### Request
Read the entries below and pull out each line with the string "JSON".

### Data in this exercise
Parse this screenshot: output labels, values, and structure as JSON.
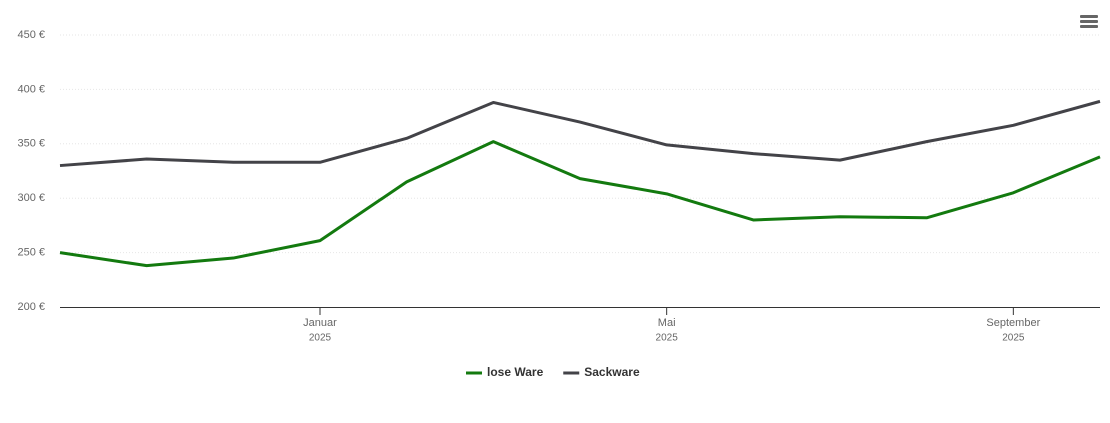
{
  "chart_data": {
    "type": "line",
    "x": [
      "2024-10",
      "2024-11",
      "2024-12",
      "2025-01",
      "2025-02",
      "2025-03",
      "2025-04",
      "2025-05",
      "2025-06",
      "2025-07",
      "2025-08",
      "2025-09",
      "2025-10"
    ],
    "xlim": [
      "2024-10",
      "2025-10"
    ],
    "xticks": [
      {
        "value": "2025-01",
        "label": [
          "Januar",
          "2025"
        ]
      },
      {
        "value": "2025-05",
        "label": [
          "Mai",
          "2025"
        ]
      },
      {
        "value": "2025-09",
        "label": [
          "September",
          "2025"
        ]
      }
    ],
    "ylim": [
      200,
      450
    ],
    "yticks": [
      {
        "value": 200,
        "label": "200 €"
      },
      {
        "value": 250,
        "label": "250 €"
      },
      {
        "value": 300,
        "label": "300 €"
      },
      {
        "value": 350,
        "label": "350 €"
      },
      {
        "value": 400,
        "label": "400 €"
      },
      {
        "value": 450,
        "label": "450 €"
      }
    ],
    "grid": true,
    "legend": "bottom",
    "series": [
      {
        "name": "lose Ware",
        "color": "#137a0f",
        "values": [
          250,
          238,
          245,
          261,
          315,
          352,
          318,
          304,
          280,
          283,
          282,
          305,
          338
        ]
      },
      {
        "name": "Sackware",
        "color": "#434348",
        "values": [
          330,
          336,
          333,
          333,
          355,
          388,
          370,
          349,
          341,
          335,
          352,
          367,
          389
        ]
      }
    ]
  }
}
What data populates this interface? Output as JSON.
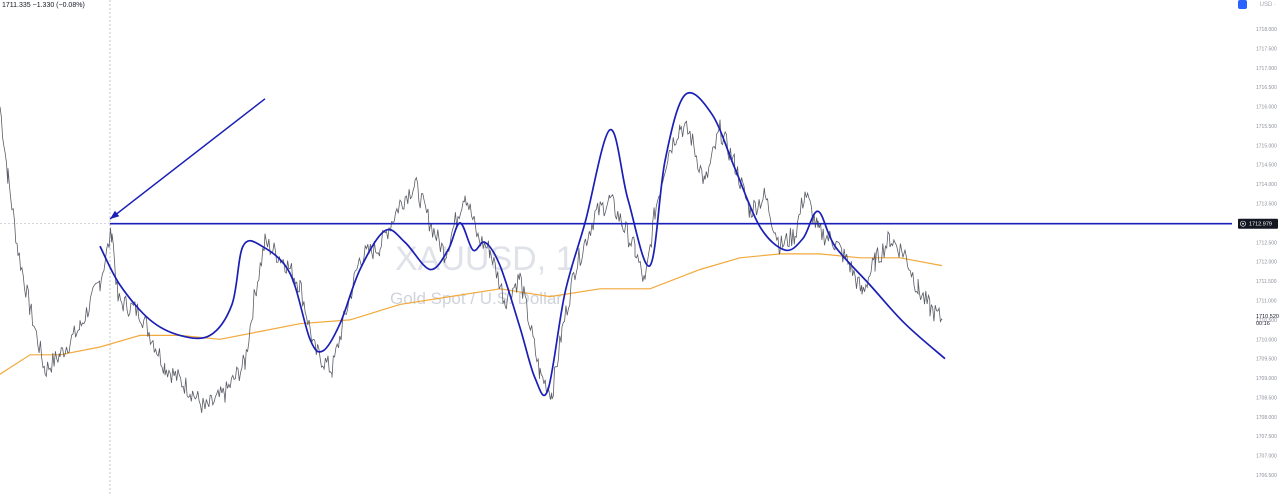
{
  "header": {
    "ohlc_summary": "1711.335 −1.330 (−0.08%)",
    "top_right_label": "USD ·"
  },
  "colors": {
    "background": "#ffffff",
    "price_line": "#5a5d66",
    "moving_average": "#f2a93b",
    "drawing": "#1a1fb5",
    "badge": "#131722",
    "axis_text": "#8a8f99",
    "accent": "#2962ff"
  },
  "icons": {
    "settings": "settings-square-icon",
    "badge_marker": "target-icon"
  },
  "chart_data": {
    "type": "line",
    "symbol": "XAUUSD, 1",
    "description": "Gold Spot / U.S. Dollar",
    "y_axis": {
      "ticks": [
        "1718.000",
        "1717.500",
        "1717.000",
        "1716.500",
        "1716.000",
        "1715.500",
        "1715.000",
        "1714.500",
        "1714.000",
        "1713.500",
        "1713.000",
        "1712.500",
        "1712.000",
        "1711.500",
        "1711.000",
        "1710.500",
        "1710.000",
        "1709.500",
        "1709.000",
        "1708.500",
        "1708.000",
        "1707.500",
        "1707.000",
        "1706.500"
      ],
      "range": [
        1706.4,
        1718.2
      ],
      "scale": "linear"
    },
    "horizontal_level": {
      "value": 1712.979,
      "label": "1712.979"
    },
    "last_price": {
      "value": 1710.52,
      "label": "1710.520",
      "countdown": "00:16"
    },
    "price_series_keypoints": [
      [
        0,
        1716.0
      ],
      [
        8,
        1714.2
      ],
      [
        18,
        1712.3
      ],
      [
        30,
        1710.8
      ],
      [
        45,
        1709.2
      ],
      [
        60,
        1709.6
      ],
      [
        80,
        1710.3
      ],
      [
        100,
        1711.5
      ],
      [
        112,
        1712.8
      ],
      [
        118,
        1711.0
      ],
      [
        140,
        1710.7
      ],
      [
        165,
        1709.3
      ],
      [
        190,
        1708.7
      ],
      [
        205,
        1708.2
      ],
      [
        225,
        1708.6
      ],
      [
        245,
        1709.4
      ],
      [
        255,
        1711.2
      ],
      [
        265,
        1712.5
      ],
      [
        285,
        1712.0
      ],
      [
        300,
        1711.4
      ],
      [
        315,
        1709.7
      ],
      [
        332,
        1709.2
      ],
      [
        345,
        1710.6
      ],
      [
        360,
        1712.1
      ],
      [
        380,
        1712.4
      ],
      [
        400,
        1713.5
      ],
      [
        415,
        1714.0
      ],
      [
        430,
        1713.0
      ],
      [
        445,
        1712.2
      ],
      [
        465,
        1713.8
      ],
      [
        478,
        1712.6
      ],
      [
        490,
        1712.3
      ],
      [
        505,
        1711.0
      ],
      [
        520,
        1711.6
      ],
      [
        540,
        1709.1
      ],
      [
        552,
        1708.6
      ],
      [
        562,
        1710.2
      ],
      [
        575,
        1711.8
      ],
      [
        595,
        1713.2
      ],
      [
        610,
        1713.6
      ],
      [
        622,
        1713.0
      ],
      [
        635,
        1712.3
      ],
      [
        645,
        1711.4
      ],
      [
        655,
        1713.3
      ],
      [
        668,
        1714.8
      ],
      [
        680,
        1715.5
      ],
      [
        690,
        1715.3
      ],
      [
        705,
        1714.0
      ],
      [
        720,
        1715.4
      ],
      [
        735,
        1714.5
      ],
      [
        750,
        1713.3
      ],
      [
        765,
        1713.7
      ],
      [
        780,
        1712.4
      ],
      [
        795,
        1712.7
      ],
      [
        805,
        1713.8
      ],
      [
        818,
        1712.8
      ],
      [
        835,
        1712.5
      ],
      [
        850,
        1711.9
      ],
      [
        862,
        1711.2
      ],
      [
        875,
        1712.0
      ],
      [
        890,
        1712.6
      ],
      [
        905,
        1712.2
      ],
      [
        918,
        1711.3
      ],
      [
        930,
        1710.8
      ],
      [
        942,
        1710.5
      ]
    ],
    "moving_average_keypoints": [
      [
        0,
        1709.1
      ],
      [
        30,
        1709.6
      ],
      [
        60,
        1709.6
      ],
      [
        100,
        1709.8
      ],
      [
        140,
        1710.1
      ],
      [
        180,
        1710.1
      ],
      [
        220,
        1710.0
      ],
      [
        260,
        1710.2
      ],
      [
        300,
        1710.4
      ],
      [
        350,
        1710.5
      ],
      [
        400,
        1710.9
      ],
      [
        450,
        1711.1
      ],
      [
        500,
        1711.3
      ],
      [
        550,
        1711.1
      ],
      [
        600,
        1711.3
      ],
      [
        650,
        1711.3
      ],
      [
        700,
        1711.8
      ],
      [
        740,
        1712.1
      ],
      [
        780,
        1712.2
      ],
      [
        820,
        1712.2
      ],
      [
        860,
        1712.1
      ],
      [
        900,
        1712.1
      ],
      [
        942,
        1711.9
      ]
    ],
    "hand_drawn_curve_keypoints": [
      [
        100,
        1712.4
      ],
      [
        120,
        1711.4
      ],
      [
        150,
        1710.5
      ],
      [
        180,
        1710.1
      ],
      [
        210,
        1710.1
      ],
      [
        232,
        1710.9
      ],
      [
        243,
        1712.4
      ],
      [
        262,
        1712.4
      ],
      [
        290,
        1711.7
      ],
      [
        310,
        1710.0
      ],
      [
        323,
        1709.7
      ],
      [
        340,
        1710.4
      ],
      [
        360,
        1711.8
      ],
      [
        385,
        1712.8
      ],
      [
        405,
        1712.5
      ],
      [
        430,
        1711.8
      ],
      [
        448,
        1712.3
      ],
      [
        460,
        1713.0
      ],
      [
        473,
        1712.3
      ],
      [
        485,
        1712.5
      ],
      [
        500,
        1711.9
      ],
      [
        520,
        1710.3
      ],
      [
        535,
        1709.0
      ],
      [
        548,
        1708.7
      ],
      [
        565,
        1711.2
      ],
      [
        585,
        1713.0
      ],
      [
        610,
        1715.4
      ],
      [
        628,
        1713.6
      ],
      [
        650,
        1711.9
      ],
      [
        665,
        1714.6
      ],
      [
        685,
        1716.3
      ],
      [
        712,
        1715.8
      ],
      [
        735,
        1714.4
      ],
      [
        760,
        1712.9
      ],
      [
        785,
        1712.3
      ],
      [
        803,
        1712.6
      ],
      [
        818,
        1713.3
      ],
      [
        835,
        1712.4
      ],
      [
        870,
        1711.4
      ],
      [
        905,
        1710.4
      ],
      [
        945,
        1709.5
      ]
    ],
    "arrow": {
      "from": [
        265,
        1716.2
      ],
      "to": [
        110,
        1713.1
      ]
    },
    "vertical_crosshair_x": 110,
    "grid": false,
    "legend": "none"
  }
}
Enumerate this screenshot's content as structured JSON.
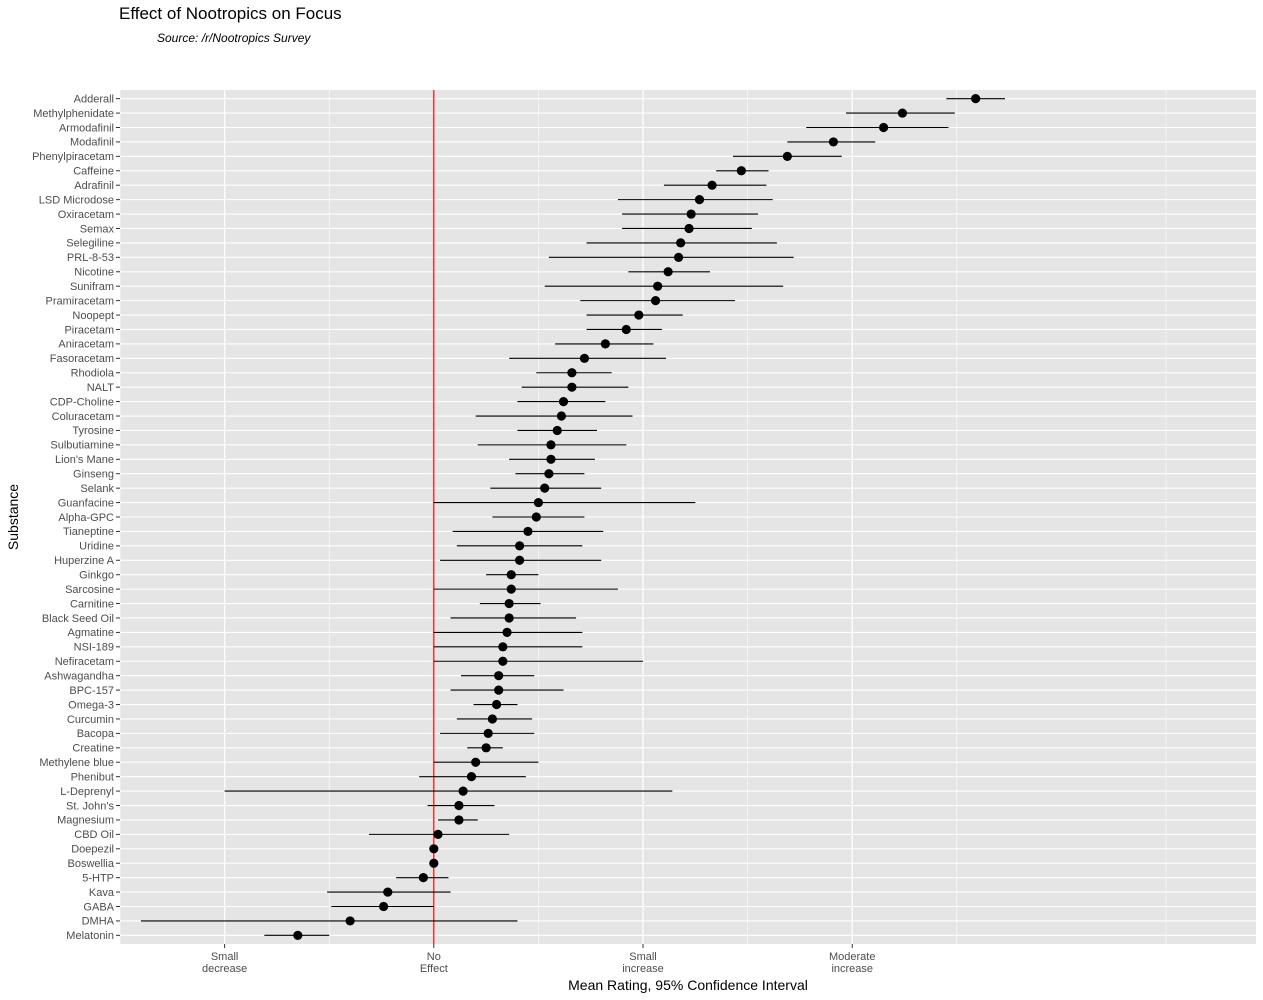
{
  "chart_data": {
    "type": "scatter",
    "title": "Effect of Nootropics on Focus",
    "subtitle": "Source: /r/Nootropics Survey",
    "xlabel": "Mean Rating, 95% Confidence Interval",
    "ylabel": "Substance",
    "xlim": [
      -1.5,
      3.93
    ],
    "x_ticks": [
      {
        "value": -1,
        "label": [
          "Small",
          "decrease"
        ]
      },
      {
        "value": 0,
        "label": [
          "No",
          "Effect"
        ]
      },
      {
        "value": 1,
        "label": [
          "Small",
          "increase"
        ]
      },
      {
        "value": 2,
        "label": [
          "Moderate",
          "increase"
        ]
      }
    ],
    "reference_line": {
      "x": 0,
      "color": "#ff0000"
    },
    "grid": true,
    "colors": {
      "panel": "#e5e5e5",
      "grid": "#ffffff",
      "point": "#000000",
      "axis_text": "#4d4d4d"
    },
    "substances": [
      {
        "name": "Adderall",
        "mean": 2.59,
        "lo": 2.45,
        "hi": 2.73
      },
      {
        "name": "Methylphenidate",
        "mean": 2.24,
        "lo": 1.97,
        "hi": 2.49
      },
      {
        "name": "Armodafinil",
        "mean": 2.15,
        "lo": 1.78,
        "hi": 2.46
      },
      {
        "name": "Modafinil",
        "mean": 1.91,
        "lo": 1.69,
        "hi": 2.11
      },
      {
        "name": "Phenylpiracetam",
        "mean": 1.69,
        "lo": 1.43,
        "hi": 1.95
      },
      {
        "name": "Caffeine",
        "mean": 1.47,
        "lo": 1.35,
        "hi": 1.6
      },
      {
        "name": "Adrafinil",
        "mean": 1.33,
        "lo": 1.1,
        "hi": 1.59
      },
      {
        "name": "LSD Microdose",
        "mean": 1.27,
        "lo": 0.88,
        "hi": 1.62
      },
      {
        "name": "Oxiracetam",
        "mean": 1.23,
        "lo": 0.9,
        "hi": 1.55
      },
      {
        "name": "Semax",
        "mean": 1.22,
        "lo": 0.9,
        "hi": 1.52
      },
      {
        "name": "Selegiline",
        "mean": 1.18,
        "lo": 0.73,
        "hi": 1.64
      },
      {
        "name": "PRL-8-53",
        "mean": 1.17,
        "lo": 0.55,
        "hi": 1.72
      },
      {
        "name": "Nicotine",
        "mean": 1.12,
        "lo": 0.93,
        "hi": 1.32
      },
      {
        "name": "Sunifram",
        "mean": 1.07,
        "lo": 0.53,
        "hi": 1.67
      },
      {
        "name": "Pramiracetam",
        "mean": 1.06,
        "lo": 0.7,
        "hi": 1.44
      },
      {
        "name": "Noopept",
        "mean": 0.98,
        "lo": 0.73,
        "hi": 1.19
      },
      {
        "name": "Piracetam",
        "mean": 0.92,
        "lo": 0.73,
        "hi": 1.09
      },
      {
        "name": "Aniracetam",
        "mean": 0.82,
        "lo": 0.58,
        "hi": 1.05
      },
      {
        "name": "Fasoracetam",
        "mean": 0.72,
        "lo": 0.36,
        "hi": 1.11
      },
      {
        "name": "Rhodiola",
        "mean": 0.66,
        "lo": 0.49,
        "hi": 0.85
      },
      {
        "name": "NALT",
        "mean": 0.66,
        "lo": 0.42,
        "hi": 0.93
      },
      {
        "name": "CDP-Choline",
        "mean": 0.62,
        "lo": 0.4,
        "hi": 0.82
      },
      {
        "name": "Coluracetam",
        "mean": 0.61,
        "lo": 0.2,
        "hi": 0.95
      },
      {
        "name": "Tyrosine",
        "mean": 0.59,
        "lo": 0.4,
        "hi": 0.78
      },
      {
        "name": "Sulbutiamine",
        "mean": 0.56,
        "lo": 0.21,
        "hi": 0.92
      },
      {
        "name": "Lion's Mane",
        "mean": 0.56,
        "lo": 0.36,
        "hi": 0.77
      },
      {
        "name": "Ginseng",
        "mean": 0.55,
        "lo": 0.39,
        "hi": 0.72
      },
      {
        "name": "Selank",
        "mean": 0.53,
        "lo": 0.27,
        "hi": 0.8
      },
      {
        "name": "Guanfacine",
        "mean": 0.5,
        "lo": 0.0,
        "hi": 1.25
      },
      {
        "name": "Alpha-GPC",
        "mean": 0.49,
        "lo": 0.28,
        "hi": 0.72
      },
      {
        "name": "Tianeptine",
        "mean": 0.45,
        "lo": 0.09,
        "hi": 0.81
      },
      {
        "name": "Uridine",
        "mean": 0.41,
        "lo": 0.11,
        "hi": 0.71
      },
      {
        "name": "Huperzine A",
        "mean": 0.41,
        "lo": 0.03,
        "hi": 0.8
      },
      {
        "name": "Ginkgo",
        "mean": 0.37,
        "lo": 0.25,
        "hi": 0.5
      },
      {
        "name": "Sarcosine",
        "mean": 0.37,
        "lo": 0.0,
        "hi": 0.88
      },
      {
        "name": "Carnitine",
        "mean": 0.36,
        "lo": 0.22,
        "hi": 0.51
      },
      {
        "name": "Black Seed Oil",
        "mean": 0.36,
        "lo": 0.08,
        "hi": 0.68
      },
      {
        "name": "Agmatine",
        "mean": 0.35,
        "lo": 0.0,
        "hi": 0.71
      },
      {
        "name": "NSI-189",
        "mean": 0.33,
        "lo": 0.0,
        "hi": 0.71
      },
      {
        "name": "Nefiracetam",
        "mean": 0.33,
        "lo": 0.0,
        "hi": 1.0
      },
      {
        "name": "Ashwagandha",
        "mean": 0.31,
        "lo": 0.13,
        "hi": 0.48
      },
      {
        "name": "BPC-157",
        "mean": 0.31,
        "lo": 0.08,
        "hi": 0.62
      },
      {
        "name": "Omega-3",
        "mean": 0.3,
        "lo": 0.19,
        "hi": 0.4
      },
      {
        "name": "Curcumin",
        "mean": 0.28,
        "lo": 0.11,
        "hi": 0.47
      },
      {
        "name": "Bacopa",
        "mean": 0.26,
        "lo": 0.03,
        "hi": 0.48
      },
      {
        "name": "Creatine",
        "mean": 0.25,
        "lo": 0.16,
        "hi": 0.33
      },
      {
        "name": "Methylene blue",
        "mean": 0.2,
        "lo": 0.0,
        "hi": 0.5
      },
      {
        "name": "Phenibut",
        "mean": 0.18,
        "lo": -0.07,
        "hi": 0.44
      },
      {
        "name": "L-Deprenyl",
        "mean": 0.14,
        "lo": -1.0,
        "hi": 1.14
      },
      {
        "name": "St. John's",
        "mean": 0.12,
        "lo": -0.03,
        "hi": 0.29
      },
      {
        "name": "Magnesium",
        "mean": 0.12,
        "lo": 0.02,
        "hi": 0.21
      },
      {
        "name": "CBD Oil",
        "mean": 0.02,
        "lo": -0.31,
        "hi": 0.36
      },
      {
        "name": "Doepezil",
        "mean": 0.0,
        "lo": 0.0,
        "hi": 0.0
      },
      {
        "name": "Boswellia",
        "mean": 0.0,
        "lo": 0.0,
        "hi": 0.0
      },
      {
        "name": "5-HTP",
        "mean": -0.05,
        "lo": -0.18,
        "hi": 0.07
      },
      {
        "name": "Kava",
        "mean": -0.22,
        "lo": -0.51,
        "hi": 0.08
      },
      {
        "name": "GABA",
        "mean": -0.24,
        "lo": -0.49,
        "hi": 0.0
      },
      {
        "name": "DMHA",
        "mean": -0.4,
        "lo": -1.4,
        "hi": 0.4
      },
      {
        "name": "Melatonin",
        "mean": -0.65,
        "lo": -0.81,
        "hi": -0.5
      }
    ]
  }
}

### Solution to the problem
Parse this screenshot: output labels, values, and structure as JSON.
What data populates this interface? Output as JSON.
Enumerate this screenshot's content as structured JSON.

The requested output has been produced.